(Stored data)

# # #

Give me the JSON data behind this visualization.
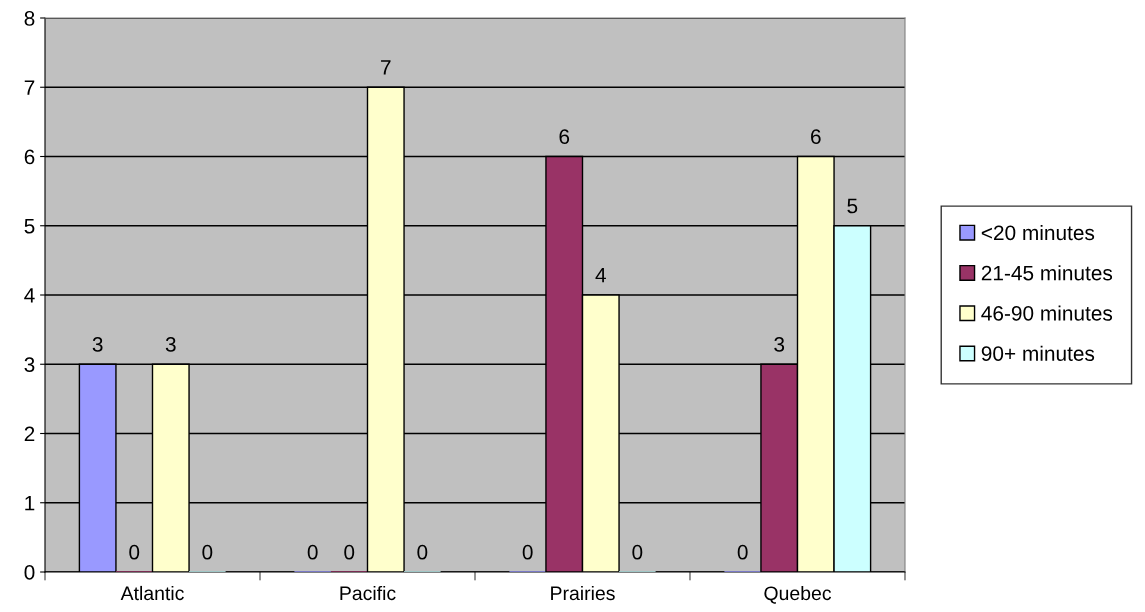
{
  "chart_data": {
    "type": "bar",
    "categories": [
      "Atlantic",
      "Pacific",
      "Prairies",
      "Quebec"
    ],
    "series": [
      {
        "name": "<20 minutes",
        "color": "#9999ff",
        "values": [
          3,
          0,
          0,
          0
        ]
      },
      {
        "name": "21-45 minutes",
        "color": "#993366",
        "values": [
          0,
          0,
          6,
          3
        ]
      },
      {
        "name": "46-90 minutes",
        "color": "#ffffcc",
        "values": [
          3,
          7,
          4,
          6
        ]
      },
      {
        "name": "90+ minutes",
        "color": "#ccffff",
        "values": [
          0,
          0,
          0,
          5
        ]
      }
    ],
    "ylim": [
      0,
      8
    ],
    "yticks": [
      0,
      1,
      2,
      3,
      4,
      5,
      6,
      7,
      8
    ],
    "grid": "y",
    "legend": "right",
    "data_labels": true
  }
}
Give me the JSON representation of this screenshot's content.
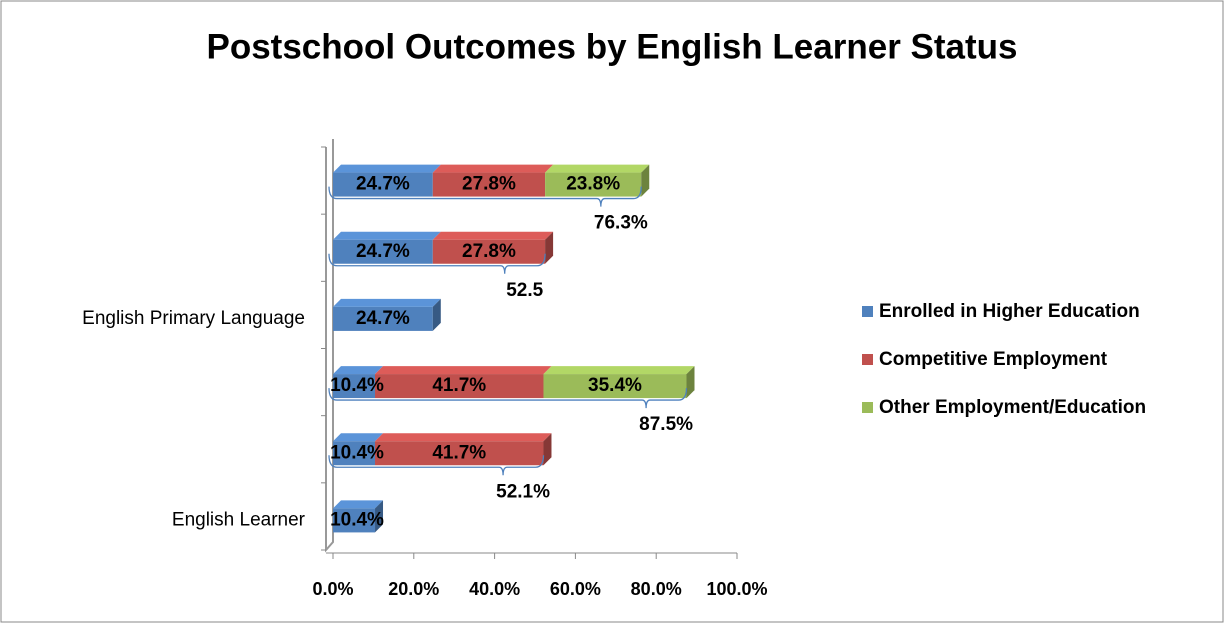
{
  "chart_data": {
    "type": "stacked-bar-horizontal",
    "title": "Postschool Outcomes by English Learner Status",
    "categories": [
      null,
      null,
      "English Primary Language",
      null,
      null,
      "English Learner"
    ],
    "series": [
      {
        "name": "Enrolled in Higher Education",
        "color": "#4f81bd",
        "values": [
          24.7,
          24.7,
          24.7,
          10.4,
          10.4,
          10.4
        ],
        "value_labels": [
          "24.7%",
          "24.7%",
          "24.7%",
          "10.4%",
          "10.4%",
          "10.4%"
        ]
      },
      {
        "name": "Competitive Employment",
        "color": "#c0504d",
        "values": [
          27.8,
          27.8,
          null,
          41.7,
          41.7,
          null
        ],
        "value_labels": [
          "27.8%",
          "27.8%",
          null,
          "41.7%",
          "41.7%",
          null
        ]
      },
      {
        "name": "Other Employment/Education",
        "color": "#9bbb59",
        "values": [
          23.8,
          null,
          null,
          35.4,
          null,
          null
        ],
        "value_labels": [
          "23.8%",
          null,
          null,
          "35.4%",
          null,
          null
        ]
      }
    ],
    "totals": {
      "values": [
        76.3,
        52.5,
        null,
        87.5,
        52.1,
        null
      ],
      "value_labels": [
        "76.3%",
        "52.5",
        null,
        "87.5%",
        "52.1%",
        null
      ]
    },
    "xlim": [
      0,
      100
    ],
    "xticks": [
      {
        "value": 0,
        "label": "0.0%"
      },
      {
        "value": 20,
        "label": "20.0%"
      },
      {
        "value": 40,
        "label": "40.0%"
      },
      {
        "value": 60,
        "label": "60.0%"
      },
      {
        "value": 80,
        "label": "80.0%"
      },
      {
        "value": 100,
        "label": "100.0%"
      }
    ],
    "legend": "right"
  }
}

# # #

** EXERCISE INSTRUCTIONS **
Show all lines in the entries above where the string "Learner" appears.

** THE OUTPUT **
    "title": "Postschool Outcomes by English Learner Status",
      "English Learner"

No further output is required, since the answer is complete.